Copy every line of the records below where the word "this" occurs.

━━━━━ ROWS

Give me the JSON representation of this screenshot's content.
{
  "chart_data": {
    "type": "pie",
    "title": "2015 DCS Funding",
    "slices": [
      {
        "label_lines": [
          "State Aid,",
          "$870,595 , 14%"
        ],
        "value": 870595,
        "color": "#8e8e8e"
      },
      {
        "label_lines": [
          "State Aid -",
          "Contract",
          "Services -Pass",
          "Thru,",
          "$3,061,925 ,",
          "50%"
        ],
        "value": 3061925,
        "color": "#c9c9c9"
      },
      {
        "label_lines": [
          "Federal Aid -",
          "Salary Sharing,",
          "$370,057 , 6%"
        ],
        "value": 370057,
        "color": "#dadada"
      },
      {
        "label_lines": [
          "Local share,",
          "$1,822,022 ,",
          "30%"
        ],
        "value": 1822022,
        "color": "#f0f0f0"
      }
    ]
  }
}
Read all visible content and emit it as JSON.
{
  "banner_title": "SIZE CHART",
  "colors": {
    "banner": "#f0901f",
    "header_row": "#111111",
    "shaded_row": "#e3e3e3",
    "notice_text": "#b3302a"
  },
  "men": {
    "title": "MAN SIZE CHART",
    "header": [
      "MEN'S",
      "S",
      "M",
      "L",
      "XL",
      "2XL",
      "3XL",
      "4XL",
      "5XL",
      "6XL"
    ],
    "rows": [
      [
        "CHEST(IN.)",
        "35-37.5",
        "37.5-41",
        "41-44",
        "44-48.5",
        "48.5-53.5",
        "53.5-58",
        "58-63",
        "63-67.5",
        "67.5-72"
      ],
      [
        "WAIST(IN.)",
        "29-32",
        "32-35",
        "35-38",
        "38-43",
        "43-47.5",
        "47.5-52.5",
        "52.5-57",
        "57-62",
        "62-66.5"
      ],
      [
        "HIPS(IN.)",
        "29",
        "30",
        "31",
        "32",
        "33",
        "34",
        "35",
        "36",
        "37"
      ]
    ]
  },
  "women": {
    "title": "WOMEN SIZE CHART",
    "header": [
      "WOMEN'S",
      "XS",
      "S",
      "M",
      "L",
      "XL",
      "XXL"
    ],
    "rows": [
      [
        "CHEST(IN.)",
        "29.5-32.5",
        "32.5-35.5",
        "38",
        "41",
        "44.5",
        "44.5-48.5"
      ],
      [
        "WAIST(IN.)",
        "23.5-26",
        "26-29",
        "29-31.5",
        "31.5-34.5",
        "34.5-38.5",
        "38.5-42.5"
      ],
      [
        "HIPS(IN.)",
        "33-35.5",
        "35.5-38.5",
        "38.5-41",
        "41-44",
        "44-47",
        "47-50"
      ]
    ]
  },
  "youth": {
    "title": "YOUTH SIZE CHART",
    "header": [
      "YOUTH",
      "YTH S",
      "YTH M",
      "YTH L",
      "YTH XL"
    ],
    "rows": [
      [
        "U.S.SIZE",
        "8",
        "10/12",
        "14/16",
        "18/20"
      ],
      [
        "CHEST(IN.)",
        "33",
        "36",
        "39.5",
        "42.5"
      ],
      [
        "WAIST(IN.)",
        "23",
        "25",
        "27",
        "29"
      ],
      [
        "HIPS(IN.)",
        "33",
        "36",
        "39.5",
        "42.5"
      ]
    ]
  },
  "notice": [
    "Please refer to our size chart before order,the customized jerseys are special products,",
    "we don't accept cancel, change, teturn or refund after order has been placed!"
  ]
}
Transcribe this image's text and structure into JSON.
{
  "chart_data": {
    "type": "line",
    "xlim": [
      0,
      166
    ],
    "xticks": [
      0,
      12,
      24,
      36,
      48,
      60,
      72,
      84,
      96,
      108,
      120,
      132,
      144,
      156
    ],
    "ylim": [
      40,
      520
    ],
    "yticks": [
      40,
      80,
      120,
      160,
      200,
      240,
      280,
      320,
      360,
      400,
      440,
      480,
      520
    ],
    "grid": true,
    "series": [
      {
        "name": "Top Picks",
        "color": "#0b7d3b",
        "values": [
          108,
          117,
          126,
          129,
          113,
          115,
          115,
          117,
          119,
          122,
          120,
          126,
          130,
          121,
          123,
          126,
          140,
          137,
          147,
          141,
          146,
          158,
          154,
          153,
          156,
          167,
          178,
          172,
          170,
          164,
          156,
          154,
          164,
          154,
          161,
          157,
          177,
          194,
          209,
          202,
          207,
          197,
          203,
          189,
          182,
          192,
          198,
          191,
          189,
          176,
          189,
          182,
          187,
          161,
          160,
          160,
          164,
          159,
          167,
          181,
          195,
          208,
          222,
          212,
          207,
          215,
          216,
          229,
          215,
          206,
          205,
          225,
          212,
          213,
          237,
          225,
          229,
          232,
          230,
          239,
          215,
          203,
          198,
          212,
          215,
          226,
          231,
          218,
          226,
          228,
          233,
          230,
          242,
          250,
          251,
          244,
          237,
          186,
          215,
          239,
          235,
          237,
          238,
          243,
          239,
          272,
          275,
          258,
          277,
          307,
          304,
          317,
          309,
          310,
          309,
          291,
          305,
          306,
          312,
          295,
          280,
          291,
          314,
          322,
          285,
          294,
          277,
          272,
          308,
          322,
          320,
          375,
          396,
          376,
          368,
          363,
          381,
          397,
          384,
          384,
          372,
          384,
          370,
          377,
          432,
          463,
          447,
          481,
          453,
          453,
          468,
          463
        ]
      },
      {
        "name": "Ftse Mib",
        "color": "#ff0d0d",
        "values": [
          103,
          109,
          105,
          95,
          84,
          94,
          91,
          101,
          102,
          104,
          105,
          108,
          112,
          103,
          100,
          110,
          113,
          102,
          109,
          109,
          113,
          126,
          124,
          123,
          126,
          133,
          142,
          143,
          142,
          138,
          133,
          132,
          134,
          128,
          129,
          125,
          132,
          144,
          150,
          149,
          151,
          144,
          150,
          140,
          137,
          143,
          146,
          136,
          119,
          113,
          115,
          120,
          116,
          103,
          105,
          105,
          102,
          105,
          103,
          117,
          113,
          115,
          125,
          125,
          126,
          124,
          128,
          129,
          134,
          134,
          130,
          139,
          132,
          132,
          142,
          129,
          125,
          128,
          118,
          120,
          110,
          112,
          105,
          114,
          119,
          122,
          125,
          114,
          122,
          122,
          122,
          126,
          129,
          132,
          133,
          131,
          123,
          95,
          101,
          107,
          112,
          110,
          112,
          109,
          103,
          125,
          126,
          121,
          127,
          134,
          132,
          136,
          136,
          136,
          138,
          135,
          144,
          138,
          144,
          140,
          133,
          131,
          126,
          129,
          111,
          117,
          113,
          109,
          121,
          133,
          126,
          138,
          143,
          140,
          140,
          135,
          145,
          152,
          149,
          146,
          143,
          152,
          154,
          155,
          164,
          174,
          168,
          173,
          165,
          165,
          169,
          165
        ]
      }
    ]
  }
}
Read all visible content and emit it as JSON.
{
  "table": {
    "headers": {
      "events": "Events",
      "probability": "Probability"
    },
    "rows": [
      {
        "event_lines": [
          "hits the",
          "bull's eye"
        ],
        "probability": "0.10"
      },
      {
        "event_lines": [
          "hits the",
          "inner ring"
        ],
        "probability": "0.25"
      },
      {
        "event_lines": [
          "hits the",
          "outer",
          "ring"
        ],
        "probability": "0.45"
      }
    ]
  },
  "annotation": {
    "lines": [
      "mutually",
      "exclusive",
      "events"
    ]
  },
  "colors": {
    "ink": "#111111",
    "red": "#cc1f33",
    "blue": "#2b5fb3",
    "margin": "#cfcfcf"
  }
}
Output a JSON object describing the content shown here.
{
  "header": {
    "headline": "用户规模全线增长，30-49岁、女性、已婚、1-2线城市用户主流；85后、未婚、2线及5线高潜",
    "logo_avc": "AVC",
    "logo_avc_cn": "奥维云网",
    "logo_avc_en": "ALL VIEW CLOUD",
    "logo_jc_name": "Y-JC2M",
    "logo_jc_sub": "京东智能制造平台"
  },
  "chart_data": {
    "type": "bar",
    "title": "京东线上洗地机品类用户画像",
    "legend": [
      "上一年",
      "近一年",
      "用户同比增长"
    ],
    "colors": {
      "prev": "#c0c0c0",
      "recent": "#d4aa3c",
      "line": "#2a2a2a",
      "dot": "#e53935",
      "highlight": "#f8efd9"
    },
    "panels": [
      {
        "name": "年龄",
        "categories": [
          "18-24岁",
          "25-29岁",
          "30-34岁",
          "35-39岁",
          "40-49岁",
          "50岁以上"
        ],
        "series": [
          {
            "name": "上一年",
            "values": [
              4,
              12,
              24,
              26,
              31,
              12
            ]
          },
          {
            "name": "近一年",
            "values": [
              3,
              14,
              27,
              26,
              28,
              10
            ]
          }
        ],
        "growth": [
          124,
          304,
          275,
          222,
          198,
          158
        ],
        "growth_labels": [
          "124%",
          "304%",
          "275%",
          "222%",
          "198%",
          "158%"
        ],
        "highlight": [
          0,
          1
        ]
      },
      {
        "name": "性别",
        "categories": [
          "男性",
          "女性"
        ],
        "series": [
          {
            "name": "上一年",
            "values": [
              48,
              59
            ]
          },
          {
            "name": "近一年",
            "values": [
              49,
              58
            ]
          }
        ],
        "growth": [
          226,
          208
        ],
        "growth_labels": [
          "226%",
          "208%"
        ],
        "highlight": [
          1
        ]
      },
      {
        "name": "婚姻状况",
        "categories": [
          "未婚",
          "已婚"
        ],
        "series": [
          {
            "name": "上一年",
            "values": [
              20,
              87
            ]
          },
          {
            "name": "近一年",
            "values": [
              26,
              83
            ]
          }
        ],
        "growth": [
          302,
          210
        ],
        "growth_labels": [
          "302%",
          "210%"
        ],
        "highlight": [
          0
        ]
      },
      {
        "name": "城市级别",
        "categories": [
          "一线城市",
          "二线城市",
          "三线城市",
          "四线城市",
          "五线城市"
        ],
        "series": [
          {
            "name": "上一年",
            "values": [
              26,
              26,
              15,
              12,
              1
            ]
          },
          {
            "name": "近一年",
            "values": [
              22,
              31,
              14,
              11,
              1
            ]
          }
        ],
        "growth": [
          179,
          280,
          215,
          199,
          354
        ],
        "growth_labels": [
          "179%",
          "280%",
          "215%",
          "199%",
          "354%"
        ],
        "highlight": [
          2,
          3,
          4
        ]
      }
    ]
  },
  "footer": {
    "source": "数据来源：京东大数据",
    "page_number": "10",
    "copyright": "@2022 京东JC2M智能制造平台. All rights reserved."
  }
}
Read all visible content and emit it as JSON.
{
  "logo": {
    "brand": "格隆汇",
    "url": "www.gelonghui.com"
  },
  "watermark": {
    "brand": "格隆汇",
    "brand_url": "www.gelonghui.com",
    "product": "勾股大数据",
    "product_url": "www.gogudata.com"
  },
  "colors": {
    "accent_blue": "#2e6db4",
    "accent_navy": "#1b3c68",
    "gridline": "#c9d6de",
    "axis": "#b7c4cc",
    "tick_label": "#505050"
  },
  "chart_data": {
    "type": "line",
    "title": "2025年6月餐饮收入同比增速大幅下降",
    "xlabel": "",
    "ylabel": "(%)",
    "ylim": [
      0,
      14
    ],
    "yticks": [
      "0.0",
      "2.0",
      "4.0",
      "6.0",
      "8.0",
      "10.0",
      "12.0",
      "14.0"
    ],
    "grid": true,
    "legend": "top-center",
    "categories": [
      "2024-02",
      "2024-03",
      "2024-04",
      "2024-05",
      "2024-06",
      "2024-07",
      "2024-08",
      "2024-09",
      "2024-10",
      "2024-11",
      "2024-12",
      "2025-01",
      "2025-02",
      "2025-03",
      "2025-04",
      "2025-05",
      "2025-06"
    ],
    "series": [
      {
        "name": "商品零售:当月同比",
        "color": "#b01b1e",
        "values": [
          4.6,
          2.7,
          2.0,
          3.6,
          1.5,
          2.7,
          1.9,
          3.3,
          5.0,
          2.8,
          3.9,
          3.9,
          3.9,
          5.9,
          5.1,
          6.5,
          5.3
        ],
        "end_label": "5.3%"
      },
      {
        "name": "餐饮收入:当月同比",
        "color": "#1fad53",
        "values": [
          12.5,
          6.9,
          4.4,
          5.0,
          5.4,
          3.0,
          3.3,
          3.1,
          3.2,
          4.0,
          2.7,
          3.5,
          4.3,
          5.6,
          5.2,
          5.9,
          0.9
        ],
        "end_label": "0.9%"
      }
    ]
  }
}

━━━━━━━━━━

RESPONSE BELOW:
Give me the JSON representation of this screenshot's content.
Transcribe this image's text and structure into JSON.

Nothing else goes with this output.